DATA FOR THE TASK Block Start

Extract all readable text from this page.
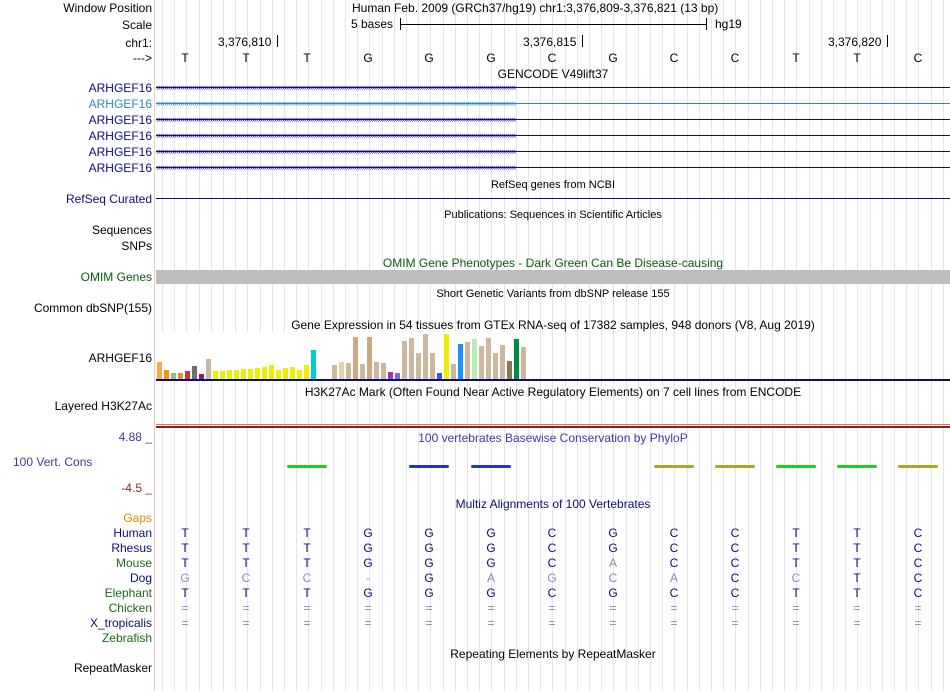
Window Position	Human Feb. 2009 (GRCh37/hg19) chr1:3,376,809-3,376,821 (13 bp)
Scale	5 bases	hg19
chr1:	3,376,810	3,376,815	3,376,820
---> T	T	T	G	G	G	C	G	C	C	T	T	C
GENCODE V49lift37
ARHGEF16 ››››››››››››››››››››››››››››››››››››››››››››››››››››››››››››››››››››››››››››››››››››››››››››››››››››››››››››››››››››››››››››››››››››››››››››››››››››››››››››››››››››››››››››››››››››
ARHGEF16 ››››››››››››››››››››››››››››››››››››››››››››››››››››››››››››››››››››››››››››››››››››››››››››››››››››››››››››››››››››››››››››››››››››››››››››››››››››››››››››››››››››››››››››››››››››
ARHGEF16 ››››››››››››››››››››››››››››››››››››››››››››››››››››››››››››››››››››››››››››››››››››››››››››››››››››››››››››››››››››››››››››››››››››››››››››››››››››››››››››››››››››››››››››››››››››
ARHGEF16 ››››››››››››››››››››››››››››››››››››››››››››››››››››››››››››››››››››››››››››››››››››››››››››››››››››››››››››››››››››››››››››››››››››››››››››››››››››››››››››››››››››››››››››››››››››
ARHGEF16 ››››››››››››››››››››››››››››››››››››››››››››››››››››››››››››››››››››››››››››››››››››››››››››››››››››››››››››››››››››››››››››››››››››››››››››››››››››››››››››››››››››››››››››››››››››
ARHGEF16 ››››››››››››››››››››››››››››››››››››››››››››››››››››››››››››››››››››››››››››››››››››››››››››››››››››››››››››››››››››››››››››››››››››››››››››››››››››››››››››››››››››››››››››››››››››
RefSeq genes from NCBI
RefSeq Curated
Publications: Sequences in Scientific Articles
Sequences
SNPs
OMIM Gene Phenotypes - Dark Green Can Be Disease-causing
OMIM Genes
Short Genetic Variants from dbSNP release 155
Common dbSNP(155)
Gene Expression in 54 tissues from GTEx RNA-seq of 17382 samples, 948 donors (V8, Aug 2019)
ARHGEF16
H3K27Ac Mark (Often Found Near Active Regulatory Elements) on 7 cell lines from ENCODE
Layered H3K27Ac
100 vertebrates Basewise Conservation by PhyloP
4.88 _
100 Vert. Cons
-4.5 _
Multiz Alignments of 100 Vertebrates
Gaps
Human T	T	T	G	G	G	C	G	C	C	T	T	C
Rhesus T	T	T	G	G	G	C	G	C	C	T	T	C
Mouse T	T	T	G	G	G	C	A	C	C	T	T	C
Dog G	C	C	-	G	A	G	C	A	C	C	T	C
Elephant T	T	T	G	G	G	C	G	C	C	T	T	C
Chicken =	=	=	=	=	=	=	=	=	=	=	=	=
X_tropicalis =	=	=	=	=	=	=	=	=	=	=	=	=
Zebrafish
Repeating Elements by RepeatMasker
RepeatMasker
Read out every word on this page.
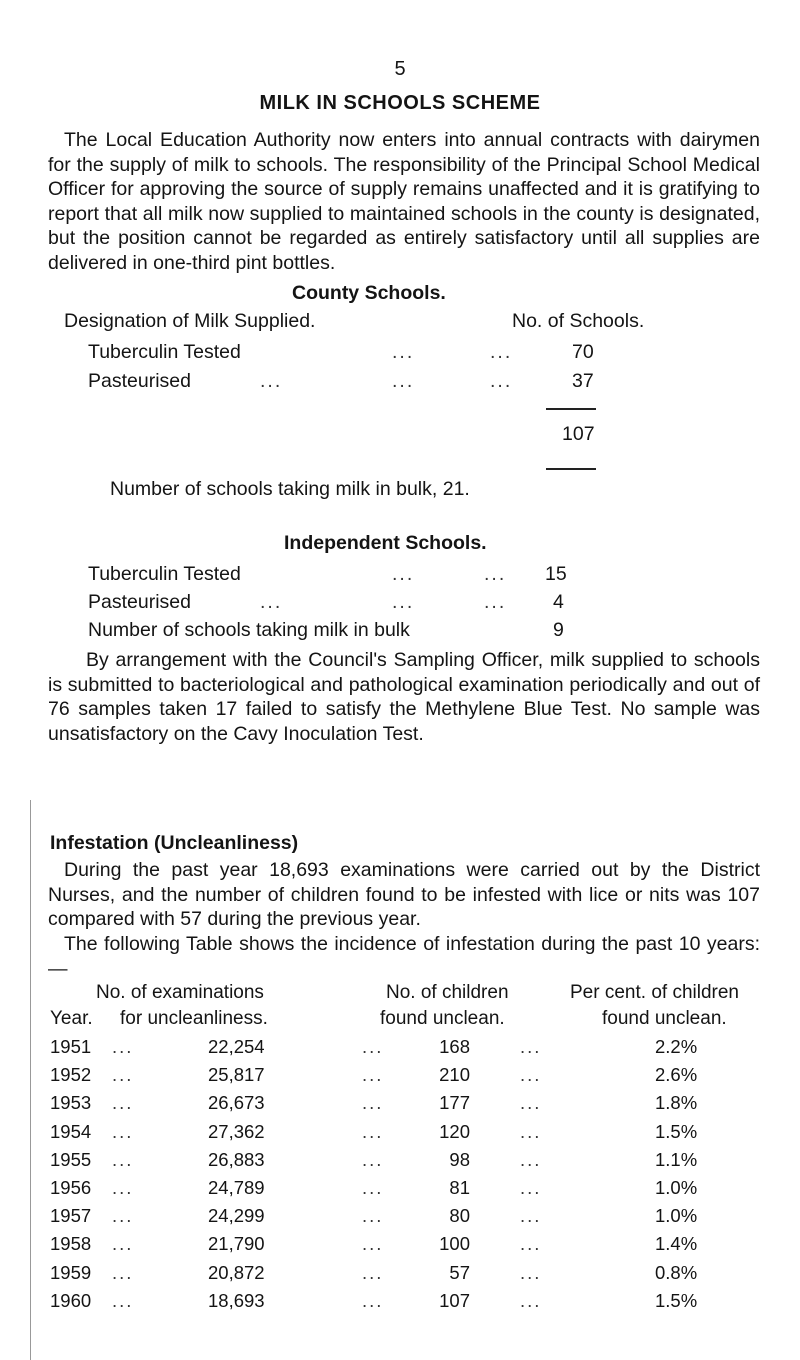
5
MILK IN SCHOOLS SCHEME

The Local Education Authority now enters into annual contracts with dairymen for the supply of milk to schools. The responsibility of the Principal School Medical Officer for approving the source of supply remains unaffected and it is gratifying to report that all milk now supplied to maintained schools in the county is designated, but the position cannot be regarded as entirely satisfactory until all supplies are delivered in one-third pint bottles.

County Schools.
Designation of Milk Supplied.	No. of Schools.
Tuberculin Tested	...	...	70
Pasteurised	...	...	...	37
107
Number of schools taking milk in bulk, 21.
Independent Schools.
Tuberculin Tested	...	... 15
Pasteurised	...	...	... 4
Number of schools taking milk in bulk	9

By arrangement with the Council's Sampling Officer, milk supplied to schools is submitted to bacteriological and pathological examination periodically and out of 76 samples taken 17 failed to satisfy the Methylene Blue Test. No sample was unsatisfactory on the Cavy Inoculation Test.

Infestation (Uncleanliness)

During the past year 18,693 examinations were carried out by the District Nurses, and the number of children found to be infested with lice or nits was 107 compared with 57 during the previous year.

The following Table shows the incidence of infestation during the past 10 years:—

No. of examinations	No. of children	Per cent. of children
Year. for uncleanliness.	found unclean.	found unclean.
1951 ...	22,254	...	168	...	2.2%
1952 ...	25,817	...	210	...	2.6%
1953 ...	26,673	...	177	...	1.8%
1954 ...	27,362	...	120	...	1.5%
1955 ...	26,883	...	98	...	1.1%
1956 ...	24,789	...	81	...	1.0%
1957 ...	24,299	...	80	...	1.0%
1958 ...	21,790	...	100	...	1.4%
1959 ...	20,872	...	57	...	0.8%
1960 ...	18,693	...	107	...	1.5%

DATA FOR THE TASK Block End

**GOAL OF THE EXERCISE**
Output the records above unchanged, minus their pictures.

**ANSWER SPACE**
Extract all readable text from this page.
Window Position	Human Feb. 2009 (GRCh37/hg19) chr1:3,376,809-3,376,821 (13 bp)
Scale	5 bases	hg19
chr1:	3,376,810	3,376,815	3,376,820
---> T	T	T	G	G	G	C	G	C	C	T	T	C
GENCODE V49lift37
ARHGEF16 ››››››››››››››››››››››››››››››››››››››››››››››››››››››››››››››››››››››››››››››››››››››››››››››››››››››››››››››››››››››››››››››››››››››››››››››››››››››››››››››››››››››››››››››››››››
ARHGEF16 ››››››››››››››››››››››››››››››››››››››››››››››››››››››››››››››››››››››››››››››››››››››››››››››››››››››››››››››››››››››››››››››››››››››››››››››››››››››››››››››››››››››››››››››››››››
ARHGEF16 ››››››››››››››››››››››››››››››››››››››››››››››››››››››››››››››››››››››››››››››››››››››››››››››››››››››››››››››››››››››››››››››››››››››››››››››››››››››››››››››››››››››››››››››››››››
ARHGEF16 ››››››››››››››››››››››››››››››››››››››››››››››››››››››››››››››››››››››››››››››››››››››››››››››››››››››››››››››››››››››››››››››››››››››››››››››››››››››››››››››››››››››››››››››››››››
ARHGEF16 ››››››››››››››››››››››››››››››››››››››››››››››››››››››››››››››››››››››››››››››››››››››››››››››››››››››››››››››››››››››››››››››››››››››››››››››››››››››››››››››››››››››››››››››››››››
ARHGEF16 ››››››››››››››››››››››››››››››››››››››››››››››››››››››››››››››››››››››››››››››››››››››››››››››››››››››››››››››››››››››››››››››››››››››››››››››››››››››››››››››››››››››››››››››››››››
RefSeq genes from NCBI
RefSeq Curated
Publications: Sequences in Scientific Articles
Sequences
SNPs
OMIM Gene Phenotypes - Dark Green Can Be Disease-causing
OMIM Genes
Short Genetic Variants from dbSNP release 155
Common dbSNP(155)
Gene Expression in 54 tissues from GTEx RNA-seq of 17382 samples, 948 donors (V8, Aug 2019)
ARHGEF16
H3K27Ac Mark (Often Found Near Active Regulatory Elements) on 7 cell lines from ENCODE
Layered H3K27Ac
100 vertebrates Basewise Conservation by PhyloP
4.88 _
100 Vert. Cons
-4.5 _
Multiz Alignments of 100 Vertebrates
Gaps
Human T	T	T	G	G	G	C	G	C	C	T	T	C
Rhesus T	T	T	G	G	G	C	G	C	C	T	T	C
Mouse T	T	T	G	G	G	C	A	C	C	T	T	C
Dog G	C	C	-	G	A	G	C	A	C	C	T	C
Elephant T	T	T	G	G	G	C	G	C	C	T	T	C
Chicken =	=	=	=	=	=	=	=	=	=	=	=	=
X_tropicalis =	=	=	=	=	=	=	=	=	=	=	=	=
Zebrafish
Repeating Elements by RepeatMasker
RepeatMasker
Read out every word on this page.
5
MILK IN SCHOOLS SCHEME

The Local Education Authority now enters into annual contracts with dairymen for the supply of milk to schools. The responsibility of the Principal School Medical Officer for approving the source of supply remains unaffected and it is gratifying to report that all milk now supplied to maintained schools in the county is designated, but the position cannot be regarded as entirely satisfactory until all supplies are delivered in one-third pint bottles.

County Schools.
Designation of Milk Supplied.	No. of Schools.
Tuberculin Tested	...	...	70
Pasteurised	...	...	...	37
107
Number of schools taking milk in bulk, 21.
Independent Schools.
Tuberculin Tested	...	... 15
Pasteurised	...	...	... 4
Number of schools taking milk in bulk	9

By arrangement with the Council's Sampling Officer, milk supplied to schools is submitted to bacteriological and pathological examination periodically and out of 76 samples taken 17 failed to satisfy the Methylene Blue Test. No sample was unsatisfactory on the Cavy Inoculation Test.

Infestation (Uncleanliness)

During the past year 18,693 examinations were carried out by the District Nurses, and the number of children found to be infested with lice or nits was 107 compared with 57 during the previous year.

The following Table shows the incidence of infestation during the past 10 years:—

No. of examinations	No. of children	Per cent. of children
Year. for uncleanliness.	found unclean.	found unclean.
1951 ...	22,254	...	168	...	2.2%
1952 ...	25,817	...	210	...	2.6%
1953 ...	26,673	...	177	...	1.8%
1954 ...	27,362	...	120	...	1.5%
1955 ...	26,883	...	98	...	1.1%
1956 ...	24,789	...	81	...	1.0%
1957 ...	24,299	...	80	...	1.0%
1958 ...	21,790	...	100	...	1.4%
1959 ...	20,872	...	57	...	0.8%
1960 ...	18,693	...	107	...	1.5%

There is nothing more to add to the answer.